* Some records

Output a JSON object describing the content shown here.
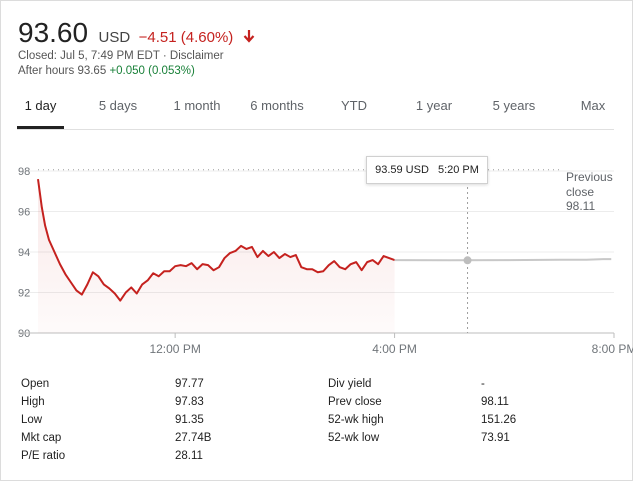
{
  "quote": {
    "price": "93.60",
    "currency": "USD",
    "change": "−4.51 (4.60%)",
    "direction": "down",
    "closed_text": "Closed: Jul 5, 7:49 PM EDT · Disclaimer",
    "after_hours_label": "After hours 93.65",
    "after_hours_change": "+0.050 (0.053%)"
  },
  "tabs": [
    {
      "label": "1 day",
      "active": true
    },
    {
      "label": "5 days",
      "active": false
    },
    {
      "label": "1 month",
      "active": false
    },
    {
      "label": "6 months",
      "active": false
    },
    {
      "label": "YTD",
      "active": false
    },
    {
      "label": "1 year",
      "active": false
    },
    {
      "label": "5 years",
      "active": false
    },
    {
      "label": "Max",
      "active": false
    }
  ],
  "tooltip": {
    "price": "93.59 USD",
    "time": "5:20 PM"
  },
  "previous_close": {
    "line1": "Previous",
    "line2": "close",
    "value": "98.11"
  },
  "colors": {
    "down": "#c5221f",
    "up": "#188038",
    "after_hours_line": "#c8c8c8"
  },
  "chart_data": {
    "type": "line",
    "y_ticks": [
      "98",
      "96",
      "94",
      "92",
      "90"
    ],
    "x_ticks": [
      "12:00 PM",
      "4:00 PM",
      "8:00 PM"
    ],
    "ylim": [
      90,
      98
    ],
    "previous_close": 98.11,
    "grid": true,
    "x_unit": "hours",
    "xlim": [
      9.5,
      20.0
    ],
    "series": [
      {
        "session": "regular",
        "color": "#c5221f",
        "x": [
          9.5,
          9.57,
          9.63,
          9.7,
          9.8,
          9.9,
          10.0,
          10.1,
          10.2,
          10.3,
          10.4,
          10.5,
          10.6,
          10.7,
          10.8,
          10.9,
          11.0,
          11.1,
          11.2,
          11.3,
          11.4,
          11.5,
          11.6,
          11.7,
          11.8,
          11.9,
          12.0,
          12.1,
          12.2,
          12.3,
          12.4,
          12.5,
          12.6,
          12.7,
          12.8,
          12.9,
          13.0,
          13.1,
          13.2,
          13.3,
          13.4,
          13.5,
          13.6,
          13.7,
          13.8,
          13.9,
          14.0,
          14.1,
          14.2,
          14.3,
          14.4,
          14.5,
          14.6,
          14.7,
          14.8,
          14.9,
          15.0,
          15.1,
          15.2,
          15.3,
          15.4,
          15.5,
          15.6,
          15.7,
          15.8,
          15.9,
          16.0
        ],
        "y": [
          97.6,
          96.2,
          95.3,
          94.6,
          94.0,
          93.4,
          92.9,
          92.5,
          92.1,
          91.9,
          92.4,
          93.0,
          92.8,
          92.4,
          92.2,
          91.95,
          91.6,
          92.0,
          92.25,
          91.95,
          92.4,
          92.6,
          92.95,
          92.8,
          93.05,
          93.05,
          93.3,
          93.35,
          93.3,
          93.45,
          93.15,
          93.4,
          93.35,
          93.1,
          93.25,
          93.7,
          93.95,
          94.05,
          94.3,
          94.15,
          94.25,
          93.75,
          94.05,
          93.8,
          94.0,
          93.7,
          93.9,
          93.75,
          93.85,
          93.25,
          93.15,
          93.15,
          93.0,
          93.05,
          93.35,
          93.55,
          93.25,
          93.15,
          93.4,
          93.5,
          93.1,
          93.5,
          93.6,
          93.4,
          93.8,
          93.7,
          93.6
        ]
      },
      {
        "session": "after_hours",
        "color": "#c8c8c8",
        "x": [
          16.0,
          17.0,
          18.0,
          19.0,
          19.5,
          19.8,
          19.95
        ],
        "y": [
          93.6,
          93.59,
          93.6,
          93.62,
          93.62,
          93.65,
          93.65
        ]
      }
    ],
    "hover_point": {
      "x": 17.33,
      "y": 93.59
    }
  },
  "stats": {
    "left": [
      {
        "label": "Open",
        "value": "97.77"
      },
      {
        "label": "High",
        "value": "97.83"
      },
      {
        "label": "Low",
        "value": "91.35"
      },
      {
        "label": "Mkt cap",
        "value": "27.74B"
      },
      {
        "label": "P/E ratio",
        "value": "28.11"
      }
    ],
    "right": [
      {
        "label": "Div yield",
        "value": "-"
      },
      {
        "label": "Prev close",
        "value": "98.11"
      },
      {
        "label": "52-wk high",
        "value": "151.26"
      },
      {
        "label": "52-wk low",
        "value": "73.91"
      }
    ]
  }
}
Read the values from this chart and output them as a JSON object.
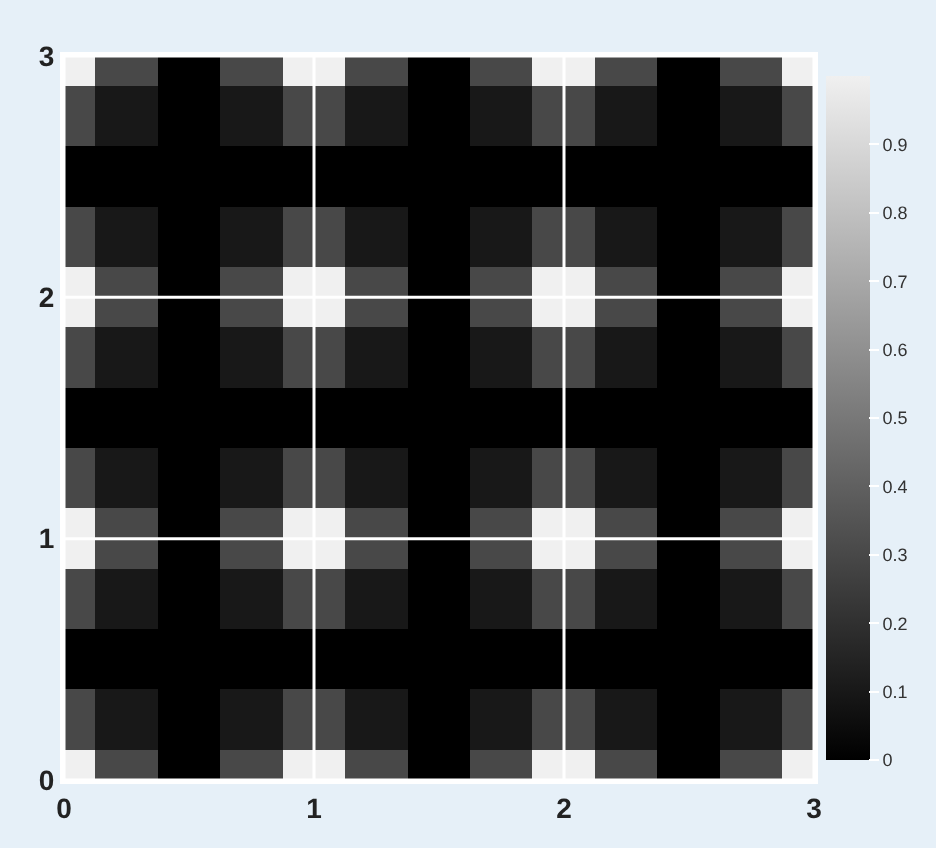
{
  "chart_data": {
    "type": "heatmap",
    "x": [
      0,
      0.25,
      0.5,
      0.75,
      1,
      1.25,
      1.5,
      1.75,
      2,
      2.25,
      2.5,
      2.75,
      3
    ],
    "y": [
      3,
      2.75,
      2.5,
      2.25,
      2,
      1.75,
      1.5,
      1.25,
      1,
      0.75,
      0.5,
      0.25,
      0
    ],
    "cells": [
      [
        1,
        0.3,
        0,
        0.3,
        1,
        0.3,
        0,
        0.3,
        1,
        0.3,
        0,
        0.3,
        1
      ],
      [
        0.3,
        0.1,
        0,
        0.1,
        0.3,
        0.1,
        0,
        0.1,
        0.3,
        0.1,
        0,
        0.1,
        0.3
      ],
      [
        0,
        0,
        0,
        0,
        0,
        0,
        0,
        0,
        0,
        0,
        0,
        0,
        0
      ],
      [
        0.3,
        0.1,
        0,
        0.1,
        0.3,
        0.1,
        0,
        0.1,
        0.3,
        0.1,
        0,
        0.1,
        0.3
      ],
      [
        1,
        0.3,
        0,
        0.3,
        1,
        0.3,
        0,
        0.3,
        1,
        0.3,
        0,
        0.3,
        1
      ],
      [
        0.3,
        0.1,
        0,
        0.1,
        0.3,
        0.1,
        0,
        0.1,
        0.3,
        0.1,
        0,
        0.1,
        0.3
      ],
      [
        0,
        0,
        0,
        0,
        0,
        0,
        0,
        0,
        0,
        0,
        0,
        0,
        0
      ],
      [
        0.3,
        0.1,
        0,
        0.1,
        0.3,
        0.1,
        0,
        0.1,
        0.3,
        0.1,
        0,
        0.1,
        0.3
      ],
      [
        1,
        0.3,
        0,
        0.3,
        1,
        0.3,
        0,
        0.3,
        1,
        0.3,
        0,
        0.3,
        1
      ],
      [
        0.3,
        0.1,
        0,
        0.1,
        0.3,
        0.1,
        0,
        0.1,
        0.3,
        0.1,
        0,
        0.1,
        0.3
      ],
      [
        0,
        0,
        0,
        0,
        0,
        0,
        0,
        0,
        0,
        0,
        0,
        0,
        0
      ],
      [
        0.3,
        0.1,
        0,
        0.1,
        0.3,
        0.1,
        0,
        0.1,
        0.3,
        0.1,
        0,
        0.1,
        0.3
      ],
      [
        1,
        0.3,
        0,
        0.3,
        1,
        0.3,
        0,
        0.3,
        1,
        0.3,
        0,
        0.3,
        1
      ]
    ],
    "xlim": [
      0,
      3
    ],
    "ylim": [
      0,
      3
    ],
    "xticks": [
      0,
      1,
      2,
      3
    ],
    "yticks": [
      0,
      1,
      2,
      3
    ],
    "clim": [
      0,
      1
    ],
    "cticks": [
      0,
      0.1,
      0.2,
      0.3,
      0.4,
      0.5,
      0.6,
      0.7,
      0.8,
      0.9
    ],
    "grid": true
  }
}
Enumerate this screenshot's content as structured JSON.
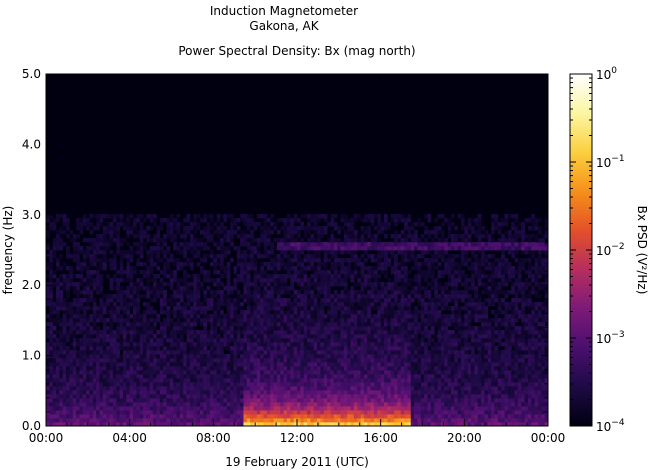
{
  "chart_data": {
    "type": "heatmap",
    "title": "Induction Magnetometer",
    "subtitle": "Gakona, AK",
    "plot_title": "Power Spectral Density: Bx (mag north)",
    "xlabel": "19 February 2011 (UTC)",
    "ylabel": "frequency (Hz)",
    "xlim": [
      0,
      24
    ],
    "ylim": [
      0,
      5
    ],
    "x_ticks": [
      "00:00",
      "04:00",
      "08:00",
      "12:00",
      "16:00",
      "20:00",
      "00:00"
    ],
    "x_tick_values": [
      0,
      4,
      8,
      12,
      16,
      20,
      24
    ],
    "y_ticks": [
      "0.0",
      "1.0",
      "2.0",
      "3.0",
      "4.0",
      "5.0"
    ],
    "y_tick_values": [
      0,
      1,
      2,
      3,
      4,
      5
    ],
    "colorbar": {
      "label": "Bx PSD (V²/Hz)",
      "scale": "log",
      "range": [
        0.0001,
        1
      ],
      "tick_values": [
        0.0001,
        0.001,
        0.01,
        0.1,
        1
      ],
      "tick_labels": [
        {
          "base": "10",
          "exp": "−4"
        },
        {
          "base": "10",
          "exp": "−3"
        },
        {
          "base": "10",
          "exp": "−2"
        },
        {
          "base": "10",
          "exp": "−1"
        },
        {
          "base": "10",
          "exp": "0"
        }
      ],
      "colors": [
        "#000010",
        "#1d0a45",
        "#4a0f6e",
        "#7d1a79",
        "#b52e5e",
        "#e3502a",
        "#f6901a",
        "#fbd040",
        "#fcf6a3",
        "#ffffff"
      ]
    },
    "features": [
      {
        "kind": "band",
        "freq_hz": 2.58,
        "t_start": 11,
        "t_end": 24
      },
      {
        "kind": "low_freq_enhancement",
        "t_start": 9.5,
        "t_end": 17.5,
        "freq_max_hz": 0.5
      }
    ]
  }
}
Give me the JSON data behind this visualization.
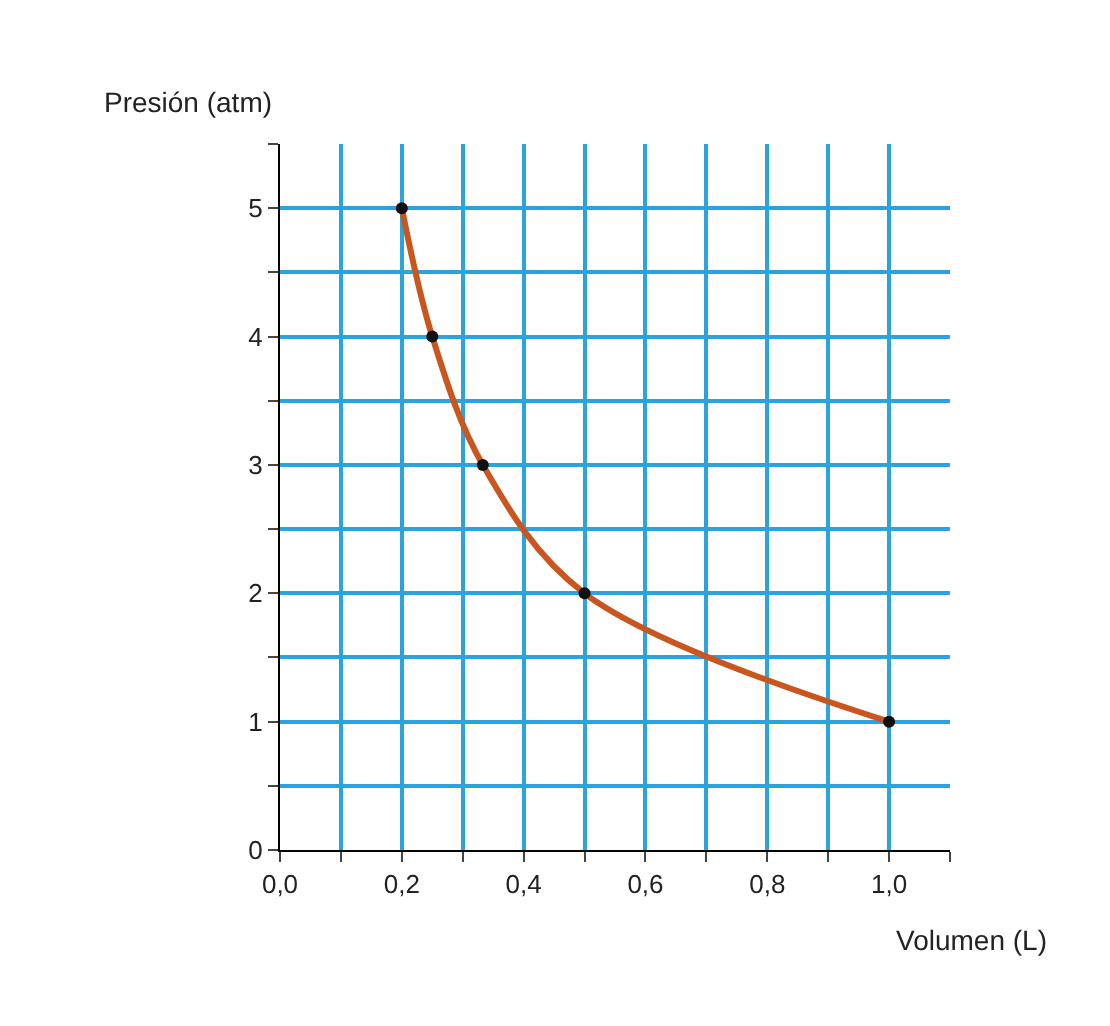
{
  "chart_data": {
    "type": "line",
    "xlabel": "Volumen (L)",
    "ylabel": "Presión (atm)",
    "x": [
      0.2,
      0.25,
      0.333,
      0.5,
      1.0
    ],
    "series": [
      {
        "color": "#c8561e",
        "values": [
          5,
          4,
          3,
          2,
          1
        ]
      }
    ],
    "marker": "circle",
    "grid": true,
    "xlim": [
      0,
      1.1
    ],
    "ylim": [
      0,
      5.5
    ],
    "xticks": [
      {
        "value": 0,
        "label": "0,0"
      },
      {
        "value": 0.1,
        "label": null
      },
      {
        "value": 0.2,
        "label": "0,2"
      },
      {
        "value": 0.3,
        "label": null
      },
      {
        "value": 0.4,
        "label": "0,4"
      },
      {
        "value": 0.5,
        "label": null
      },
      {
        "value": 0.6,
        "label": "0,6"
      },
      {
        "value": 0.7,
        "label": null
      },
      {
        "value": 0.8,
        "label": "0,8"
      },
      {
        "value": 0.9,
        "label": null
      },
      {
        "value": 1.0,
        "label": "1,0"
      },
      {
        "value": 1.1,
        "label": null
      }
    ],
    "yticks": [
      0,
      {
        "value": 0.5,
        "label": null
      },
      1,
      {
        "value": 1.5,
        "label": null
      },
      2,
      {
        "value": 2.5,
        "label": null
      },
      3,
      {
        "value": 3.5,
        "label": null
      },
      4,
      {
        "value": 4.5,
        "label": null
      },
      5,
      {
        "value": 5.5,
        "label": null
      }
    ]
  }
}
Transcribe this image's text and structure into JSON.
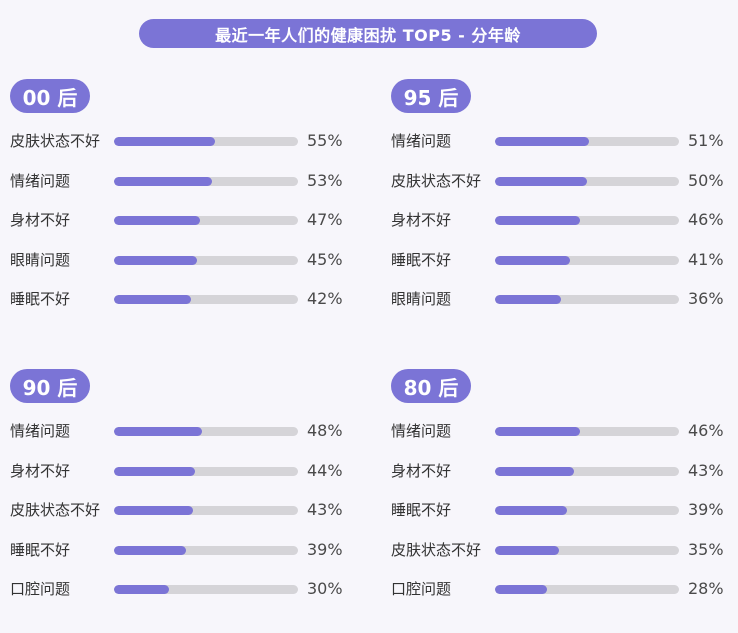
{
  "title": "最近一年人们的健康困扰 TOP5 - 分年龄",
  "colors": {
    "accent": "#7b74d6",
    "track": "#d5d4d8",
    "background": "#f7f6fb"
  },
  "chart_data": [
    {
      "type": "bar",
      "group": "00 后",
      "categories": [
        "皮肤状态不好",
        "情绪问题",
        "身材不好",
        "眼睛问题",
        "睡眠不好"
      ],
      "values": [
        55,
        53,
        47,
        45,
        42
      ],
      "labels": [
        "55%",
        "53%",
        "47%",
        "45%",
        "42%"
      ],
      "ylim": [
        0,
        100
      ]
    },
    {
      "type": "bar",
      "group": "95 后",
      "categories": [
        "情绪问题",
        "皮肤状态不好",
        "身材不好",
        "睡眠不好",
        "眼睛问题"
      ],
      "values": [
        51,
        50,
        46,
        41,
        36
      ],
      "labels": [
        "51%",
        "50%",
        "46%",
        "41%",
        "36%"
      ],
      "ylim": [
        0,
        100
      ]
    },
    {
      "type": "bar",
      "group": "90 后",
      "categories": [
        "情绪问题",
        "身材不好",
        "皮肤状态不好",
        "睡眠不好",
        "口腔问题"
      ],
      "values": [
        48,
        44,
        43,
        39,
        30
      ],
      "labels": [
        "48%",
        "44%",
        "43%",
        "39%",
        "30%"
      ],
      "ylim": [
        0,
        100
      ]
    },
    {
      "type": "bar",
      "group": "80 后",
      "categories": [
        "情绪问题",
        "身材不好",
        "睡眠不好",
        "皮肤状态不好",
        "口腔问题"
      ],
      "values": [
        46,
        43,
        39,
        35,
        28
      ],
      "labels": [
        "46%",
        "43%",
        "39%",
        "35%",
        "28%"
      ],
      "ylim": [
        0,
        100
      ]
    }
  ]
}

* INSTRUCTIONS FOR THE TASK
Using the listing above, copy exactly the lines from the one that contains "Transcribe this image's" through its last line, both included, but not the pictures.

* TASK RESULT
Transcribe this image's text and structure into JSON.
{
  "title": "最近一年人们的健康困扰 TOP5 - 分年龄",
  "colors": {
    "accent": "#7b74d6",
    "track": "#d5d4d8",
    "background": "#f7f6fb"
  },
  "chart_data": [
    {
      "type": "bar",
      "group": "00 后",
      "categories": [
        "皮肤状态不好",
        "情绪问题",
        "身材不好",
        "眼睛问题",
        "睡眠不好"
      ],
      "values": [
        55,
        53,
        47,
        45,
        42
      ],
      "labels": [
        "55%",
        "53%",
        "47%",
        "45%",
        "42%"
      ],
      "ylim": [
        0,
        100
      ]
    },
    {
      "type": "bar",
      "group": "95 后",
      "categories": [
        "情绪问题",
        "皮肤状态不好",
        "身材不好",
        "睡眠不好",
        "眼睛问题"
      ],
      "values": [
        51,
        50,
        46,
        41,
        36
      ],
      "labels": [
        "51%",
        "50%",
        "46%",
        "41%",
        "36%"
      ],
      "ylim": [
        0,
        100
      ]
    },
    {
      "type": "bar",
      "group": "90 后",
      "categories": [
        "情绪问题",
        "身材不好",
        "皮肤状态不好",
        "睡眠不好",
        "口腔问题"
      ],
      "values": [
        48,
        44,
        43,
        39,
        30
      ],
      "labels": [
        "48%",
        "44%",
        "43%",
        "39%",
        "30%"
      ],
      "ylim": [
        0,
        100
      ]
    },
    {
      "type": "bar",
      "group": "80 后",
      "categories": [
        "情绪问题",
        "身材不好",
        "睡眠不好",
        "皮肤状态不好",
        "口腔问题"
      ],
      "values": [
        46,
        43,
        39,
        35,
        28
      ],
      "labels": [
        "46%",
        "43%",
        "39%",
        "35%",
        "28%"
      ],
      "ylim": [
        0,
        100
      ]
    }
  ]
}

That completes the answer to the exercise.